*What the task asks*.
For the material that follows, list every line containing the word "Free".
● ● ● ● ● ● ●
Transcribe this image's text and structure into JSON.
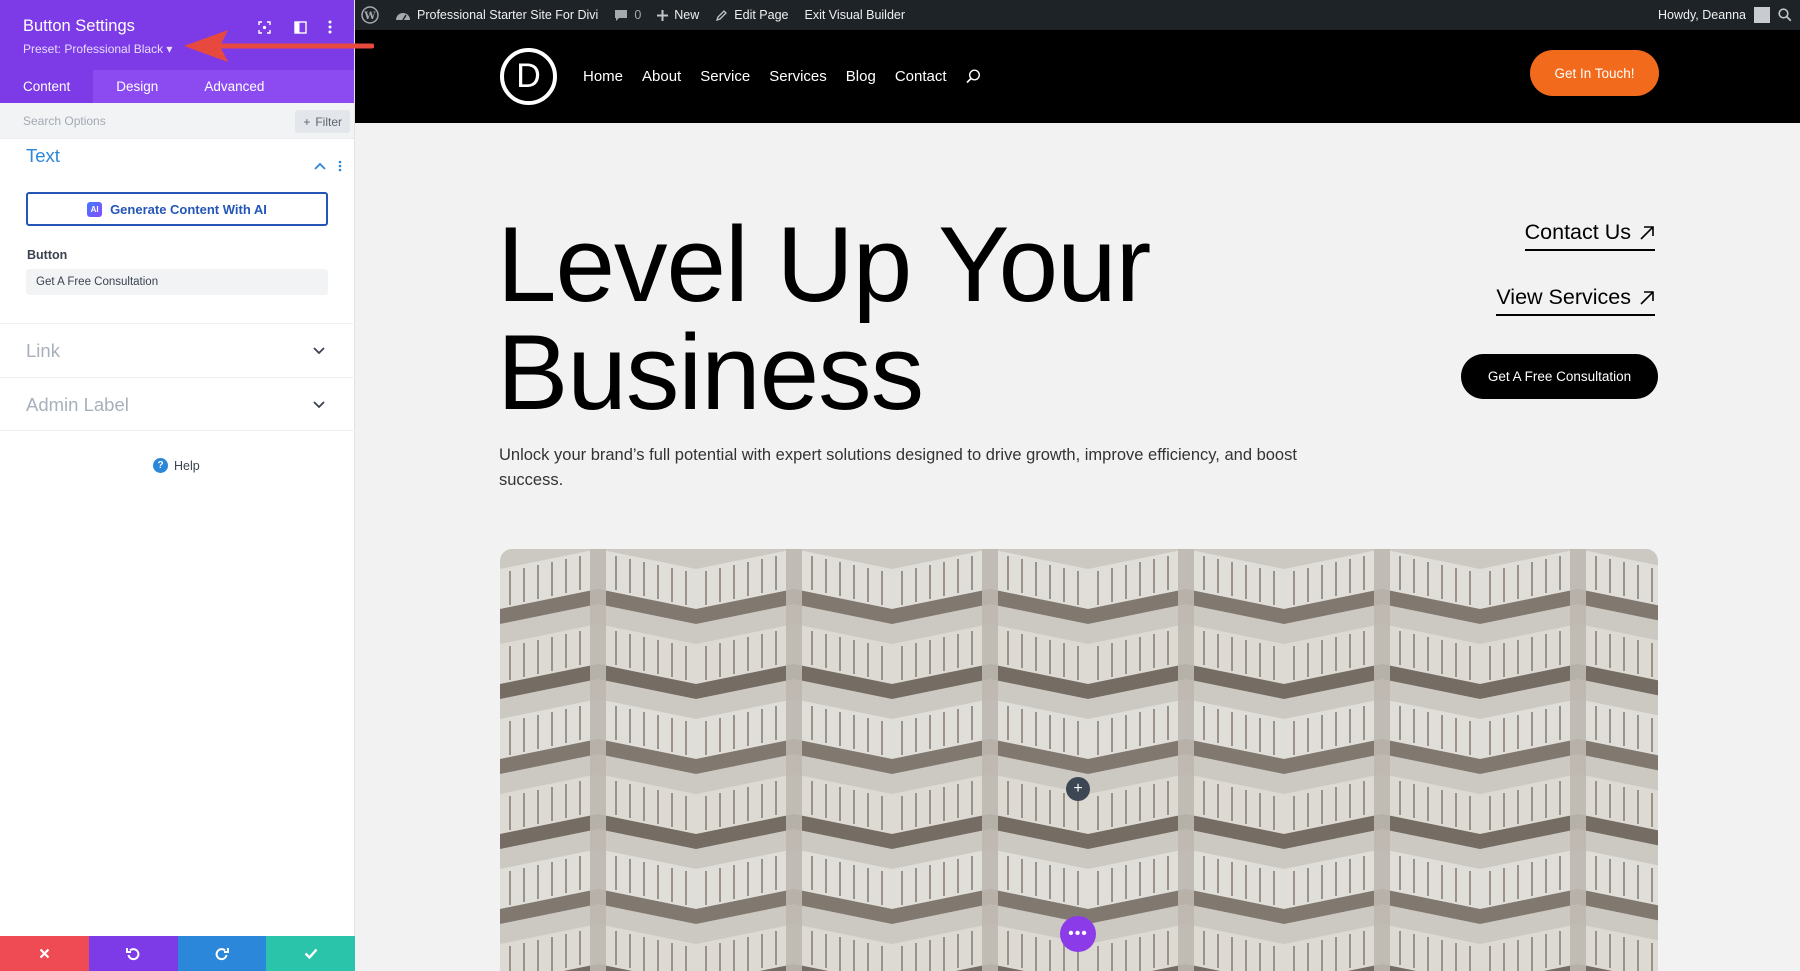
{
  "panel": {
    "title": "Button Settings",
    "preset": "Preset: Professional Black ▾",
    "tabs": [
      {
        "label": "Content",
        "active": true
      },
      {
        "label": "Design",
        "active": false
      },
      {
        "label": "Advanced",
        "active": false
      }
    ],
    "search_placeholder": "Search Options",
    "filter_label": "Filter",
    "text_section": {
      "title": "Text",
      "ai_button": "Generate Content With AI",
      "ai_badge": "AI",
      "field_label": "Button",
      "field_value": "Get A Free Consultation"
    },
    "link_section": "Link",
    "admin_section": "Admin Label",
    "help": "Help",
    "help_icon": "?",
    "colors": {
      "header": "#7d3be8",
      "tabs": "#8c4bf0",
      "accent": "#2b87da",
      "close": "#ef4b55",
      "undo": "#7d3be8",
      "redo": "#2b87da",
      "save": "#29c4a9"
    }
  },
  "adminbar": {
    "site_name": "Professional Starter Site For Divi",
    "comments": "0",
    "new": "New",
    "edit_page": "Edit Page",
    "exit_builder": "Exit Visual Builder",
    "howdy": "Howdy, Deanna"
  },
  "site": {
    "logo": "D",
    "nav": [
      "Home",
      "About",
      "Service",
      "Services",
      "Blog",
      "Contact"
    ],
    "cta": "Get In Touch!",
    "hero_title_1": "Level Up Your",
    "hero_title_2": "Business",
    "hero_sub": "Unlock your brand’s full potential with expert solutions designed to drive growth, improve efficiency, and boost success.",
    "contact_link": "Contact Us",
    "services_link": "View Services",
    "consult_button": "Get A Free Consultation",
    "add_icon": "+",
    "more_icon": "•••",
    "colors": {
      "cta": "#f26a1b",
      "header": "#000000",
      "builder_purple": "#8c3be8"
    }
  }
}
● ● ● ● ● ● ●
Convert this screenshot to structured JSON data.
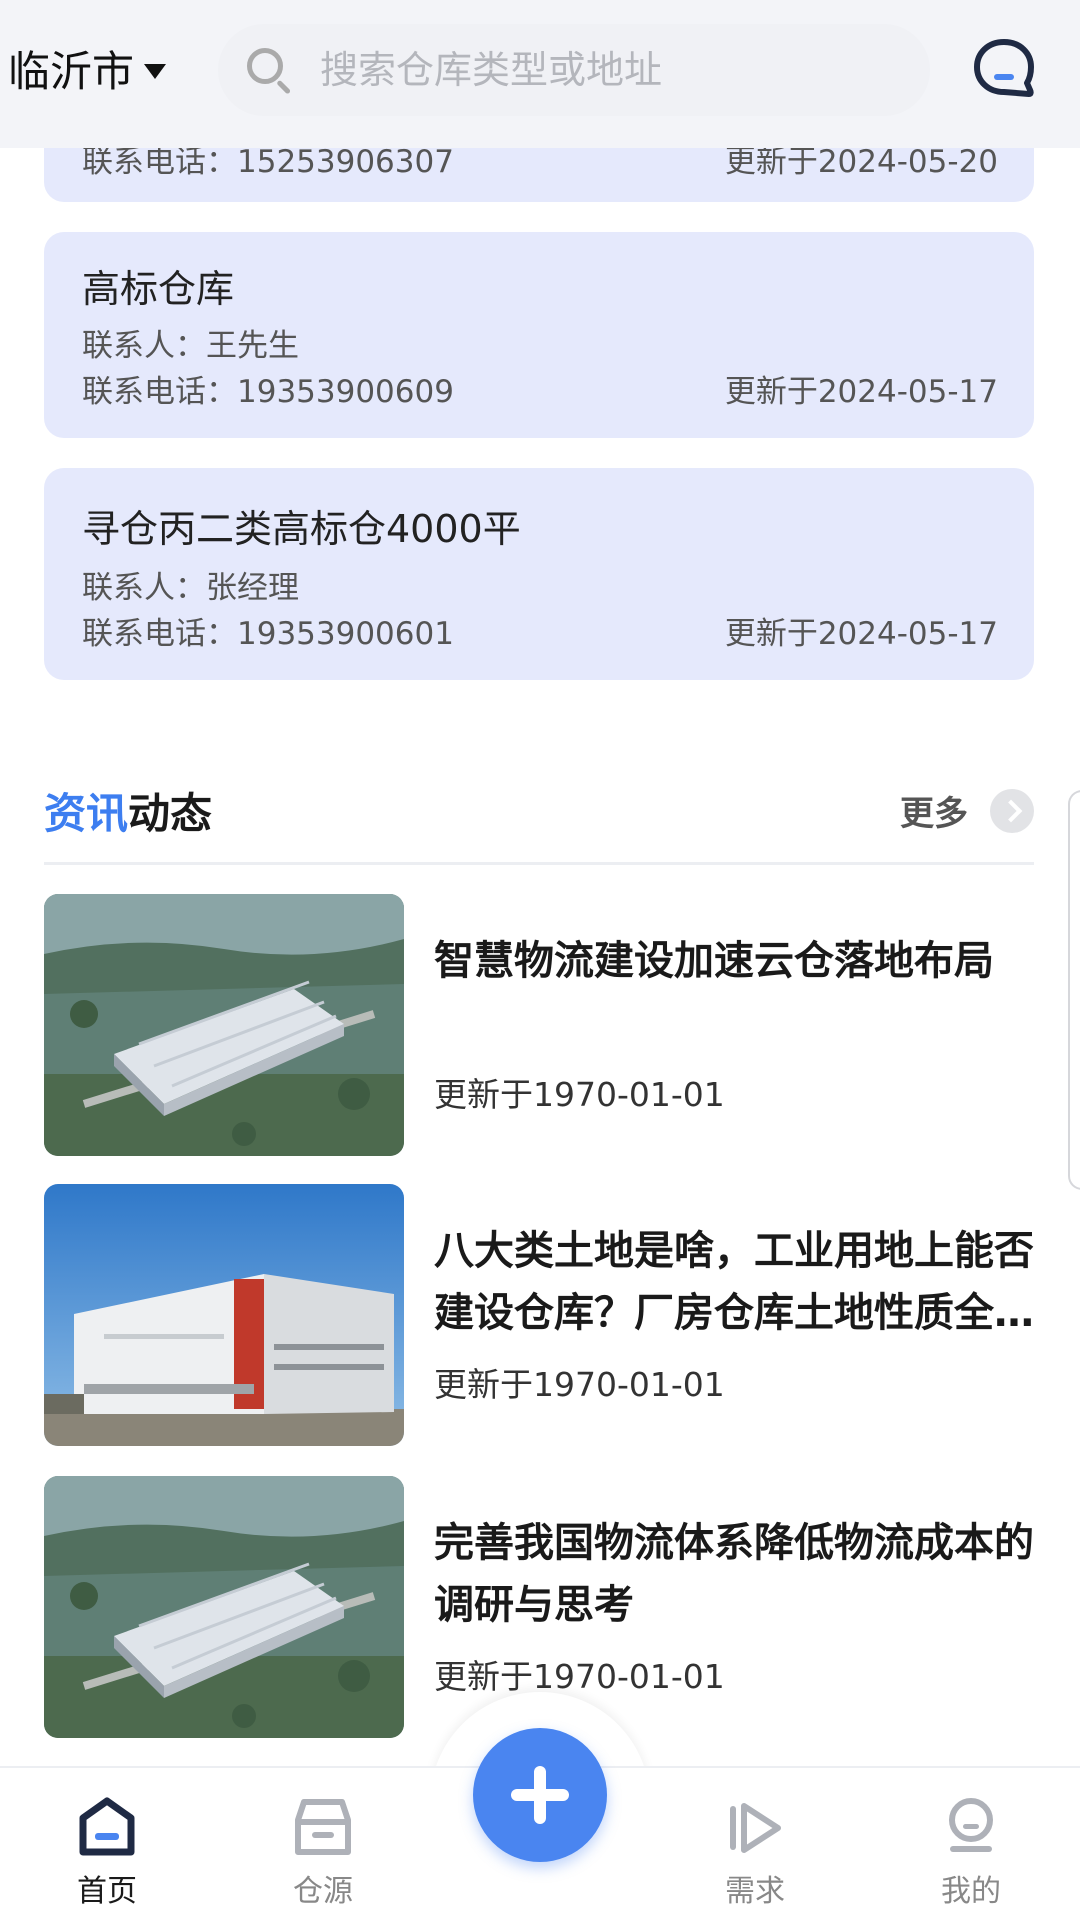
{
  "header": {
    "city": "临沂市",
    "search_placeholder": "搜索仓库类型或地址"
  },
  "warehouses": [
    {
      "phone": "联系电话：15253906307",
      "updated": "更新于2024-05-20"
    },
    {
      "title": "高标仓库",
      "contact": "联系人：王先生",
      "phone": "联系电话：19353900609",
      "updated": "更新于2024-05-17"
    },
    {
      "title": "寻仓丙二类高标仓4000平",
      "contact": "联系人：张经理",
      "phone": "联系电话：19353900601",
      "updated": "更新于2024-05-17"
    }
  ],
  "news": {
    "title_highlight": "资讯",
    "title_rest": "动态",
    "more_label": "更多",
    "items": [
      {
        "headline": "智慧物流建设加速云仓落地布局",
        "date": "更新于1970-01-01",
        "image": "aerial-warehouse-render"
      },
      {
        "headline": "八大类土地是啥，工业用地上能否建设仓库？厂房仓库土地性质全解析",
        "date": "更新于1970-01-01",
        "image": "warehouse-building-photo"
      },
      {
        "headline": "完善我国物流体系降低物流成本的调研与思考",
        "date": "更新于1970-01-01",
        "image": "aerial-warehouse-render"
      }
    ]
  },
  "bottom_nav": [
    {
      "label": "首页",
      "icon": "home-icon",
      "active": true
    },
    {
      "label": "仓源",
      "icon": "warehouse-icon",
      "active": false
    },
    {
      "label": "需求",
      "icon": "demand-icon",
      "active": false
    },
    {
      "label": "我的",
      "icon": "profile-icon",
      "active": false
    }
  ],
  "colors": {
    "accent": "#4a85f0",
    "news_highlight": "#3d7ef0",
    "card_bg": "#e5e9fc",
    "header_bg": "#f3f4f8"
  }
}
● ● ● ● ● ● ●
*Solved exercise*.
      "field_value": "Get A Free Consultation"
    "consult_button": "Get A Free Consultation",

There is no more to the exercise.